DIRECTION: Return each line of the listing that contains the string "disebutkan".

(Data entries)
****************************************
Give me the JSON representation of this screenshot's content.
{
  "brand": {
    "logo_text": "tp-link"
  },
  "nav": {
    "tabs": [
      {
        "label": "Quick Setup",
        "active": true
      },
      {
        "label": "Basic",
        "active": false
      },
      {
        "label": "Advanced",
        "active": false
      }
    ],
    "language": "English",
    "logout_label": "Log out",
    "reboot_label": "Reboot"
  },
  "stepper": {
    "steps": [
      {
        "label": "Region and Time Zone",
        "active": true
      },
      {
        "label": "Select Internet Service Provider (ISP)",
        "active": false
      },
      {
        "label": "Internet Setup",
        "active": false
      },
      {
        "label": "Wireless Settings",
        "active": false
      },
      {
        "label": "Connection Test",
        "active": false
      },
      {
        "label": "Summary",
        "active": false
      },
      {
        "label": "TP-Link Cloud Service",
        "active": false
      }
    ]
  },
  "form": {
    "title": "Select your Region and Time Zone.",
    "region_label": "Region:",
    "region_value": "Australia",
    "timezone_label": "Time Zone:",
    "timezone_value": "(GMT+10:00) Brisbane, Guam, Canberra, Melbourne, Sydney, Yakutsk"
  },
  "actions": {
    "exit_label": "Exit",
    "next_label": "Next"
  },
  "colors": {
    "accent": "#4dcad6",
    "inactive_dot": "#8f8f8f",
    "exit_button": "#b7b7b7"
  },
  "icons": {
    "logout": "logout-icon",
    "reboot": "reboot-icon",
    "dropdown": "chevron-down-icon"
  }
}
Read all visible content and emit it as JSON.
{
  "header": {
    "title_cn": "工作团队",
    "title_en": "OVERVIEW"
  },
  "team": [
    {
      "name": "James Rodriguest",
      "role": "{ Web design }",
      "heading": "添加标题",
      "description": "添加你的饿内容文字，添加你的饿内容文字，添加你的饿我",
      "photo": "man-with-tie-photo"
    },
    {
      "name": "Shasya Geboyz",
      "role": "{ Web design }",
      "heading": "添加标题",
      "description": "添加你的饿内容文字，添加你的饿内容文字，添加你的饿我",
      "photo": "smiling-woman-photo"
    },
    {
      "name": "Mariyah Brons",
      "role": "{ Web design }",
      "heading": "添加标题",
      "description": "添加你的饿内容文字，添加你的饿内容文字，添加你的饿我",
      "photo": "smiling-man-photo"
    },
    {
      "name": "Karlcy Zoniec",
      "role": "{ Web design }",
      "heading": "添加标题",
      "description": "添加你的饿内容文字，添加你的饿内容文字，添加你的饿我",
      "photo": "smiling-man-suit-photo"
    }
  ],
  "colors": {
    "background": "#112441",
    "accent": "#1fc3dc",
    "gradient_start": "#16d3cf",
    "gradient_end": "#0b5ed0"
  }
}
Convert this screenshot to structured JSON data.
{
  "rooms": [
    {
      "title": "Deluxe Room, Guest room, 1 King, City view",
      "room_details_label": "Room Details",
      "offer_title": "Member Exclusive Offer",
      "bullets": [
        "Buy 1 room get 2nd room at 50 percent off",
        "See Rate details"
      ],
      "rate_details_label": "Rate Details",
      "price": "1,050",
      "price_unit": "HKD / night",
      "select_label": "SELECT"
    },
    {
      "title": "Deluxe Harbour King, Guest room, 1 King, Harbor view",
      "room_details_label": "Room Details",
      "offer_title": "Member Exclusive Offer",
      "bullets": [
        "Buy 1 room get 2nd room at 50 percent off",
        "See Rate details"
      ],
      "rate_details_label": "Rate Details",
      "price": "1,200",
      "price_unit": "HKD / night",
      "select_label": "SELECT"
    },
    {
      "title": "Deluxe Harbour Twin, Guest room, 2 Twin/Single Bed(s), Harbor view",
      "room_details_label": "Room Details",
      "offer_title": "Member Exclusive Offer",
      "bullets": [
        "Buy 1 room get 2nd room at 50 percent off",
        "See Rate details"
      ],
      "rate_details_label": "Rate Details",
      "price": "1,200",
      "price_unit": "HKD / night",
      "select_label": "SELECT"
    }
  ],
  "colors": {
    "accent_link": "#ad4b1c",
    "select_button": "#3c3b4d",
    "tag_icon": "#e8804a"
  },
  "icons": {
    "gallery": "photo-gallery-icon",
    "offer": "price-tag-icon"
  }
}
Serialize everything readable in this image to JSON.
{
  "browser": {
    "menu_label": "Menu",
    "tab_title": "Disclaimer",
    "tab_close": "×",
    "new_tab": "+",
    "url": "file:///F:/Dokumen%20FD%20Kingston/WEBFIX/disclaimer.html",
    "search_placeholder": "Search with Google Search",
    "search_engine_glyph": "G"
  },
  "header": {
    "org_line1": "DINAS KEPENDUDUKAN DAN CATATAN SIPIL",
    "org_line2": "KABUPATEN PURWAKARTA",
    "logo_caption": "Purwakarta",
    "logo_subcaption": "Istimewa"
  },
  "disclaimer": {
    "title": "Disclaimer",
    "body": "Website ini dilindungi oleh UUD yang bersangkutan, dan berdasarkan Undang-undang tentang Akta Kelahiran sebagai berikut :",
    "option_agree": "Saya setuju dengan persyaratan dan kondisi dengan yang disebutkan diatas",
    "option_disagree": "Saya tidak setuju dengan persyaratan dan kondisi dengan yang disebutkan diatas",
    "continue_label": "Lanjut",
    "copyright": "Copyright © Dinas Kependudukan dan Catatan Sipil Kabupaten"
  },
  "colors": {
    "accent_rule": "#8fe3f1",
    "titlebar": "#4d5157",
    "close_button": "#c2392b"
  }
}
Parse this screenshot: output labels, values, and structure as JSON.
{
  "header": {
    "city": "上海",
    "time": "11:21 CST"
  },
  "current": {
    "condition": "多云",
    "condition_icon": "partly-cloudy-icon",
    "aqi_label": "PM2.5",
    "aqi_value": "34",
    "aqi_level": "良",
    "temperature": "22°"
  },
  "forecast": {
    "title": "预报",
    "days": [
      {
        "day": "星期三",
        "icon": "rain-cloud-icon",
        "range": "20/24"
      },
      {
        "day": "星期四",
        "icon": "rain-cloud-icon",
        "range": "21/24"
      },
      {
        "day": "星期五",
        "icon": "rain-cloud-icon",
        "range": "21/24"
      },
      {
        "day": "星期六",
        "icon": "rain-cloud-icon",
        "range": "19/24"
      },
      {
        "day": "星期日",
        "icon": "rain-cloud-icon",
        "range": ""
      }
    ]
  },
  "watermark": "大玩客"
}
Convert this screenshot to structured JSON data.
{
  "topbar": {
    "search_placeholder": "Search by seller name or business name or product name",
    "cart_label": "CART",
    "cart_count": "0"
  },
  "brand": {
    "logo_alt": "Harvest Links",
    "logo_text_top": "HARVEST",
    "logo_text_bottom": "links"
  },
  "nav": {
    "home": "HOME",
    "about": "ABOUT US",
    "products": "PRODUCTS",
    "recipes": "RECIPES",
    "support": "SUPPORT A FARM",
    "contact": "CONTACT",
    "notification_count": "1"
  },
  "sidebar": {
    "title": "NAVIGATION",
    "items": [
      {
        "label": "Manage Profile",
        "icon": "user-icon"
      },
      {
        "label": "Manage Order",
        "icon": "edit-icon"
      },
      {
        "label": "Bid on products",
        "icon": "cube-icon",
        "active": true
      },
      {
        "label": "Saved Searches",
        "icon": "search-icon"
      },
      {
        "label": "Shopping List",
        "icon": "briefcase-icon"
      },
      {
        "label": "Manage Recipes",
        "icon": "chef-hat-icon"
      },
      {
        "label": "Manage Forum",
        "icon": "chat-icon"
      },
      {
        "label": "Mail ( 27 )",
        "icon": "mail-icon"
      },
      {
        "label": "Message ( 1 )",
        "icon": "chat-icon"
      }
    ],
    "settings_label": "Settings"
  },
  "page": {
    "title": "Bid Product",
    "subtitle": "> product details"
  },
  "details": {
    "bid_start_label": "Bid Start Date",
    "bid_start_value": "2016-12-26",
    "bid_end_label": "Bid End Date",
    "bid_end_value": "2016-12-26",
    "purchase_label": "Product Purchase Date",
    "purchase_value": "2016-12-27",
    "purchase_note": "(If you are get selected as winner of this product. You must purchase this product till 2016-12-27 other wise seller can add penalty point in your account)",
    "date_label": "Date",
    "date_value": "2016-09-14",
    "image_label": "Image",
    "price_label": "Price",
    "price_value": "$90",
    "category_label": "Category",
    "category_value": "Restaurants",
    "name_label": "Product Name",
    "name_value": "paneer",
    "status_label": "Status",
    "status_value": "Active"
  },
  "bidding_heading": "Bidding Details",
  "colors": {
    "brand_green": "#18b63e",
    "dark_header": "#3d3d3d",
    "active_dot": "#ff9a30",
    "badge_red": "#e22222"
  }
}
****************************************
ANSWER FOR THE TASK:
    "option_agree": "Saya setuju dengan persyaratan dan kondisi dengan yang disebutkan diatas",
    "option_disagree": "Saya tidak setuju dengan persyaratan dan kondisi dengan yang disebutkan diatas",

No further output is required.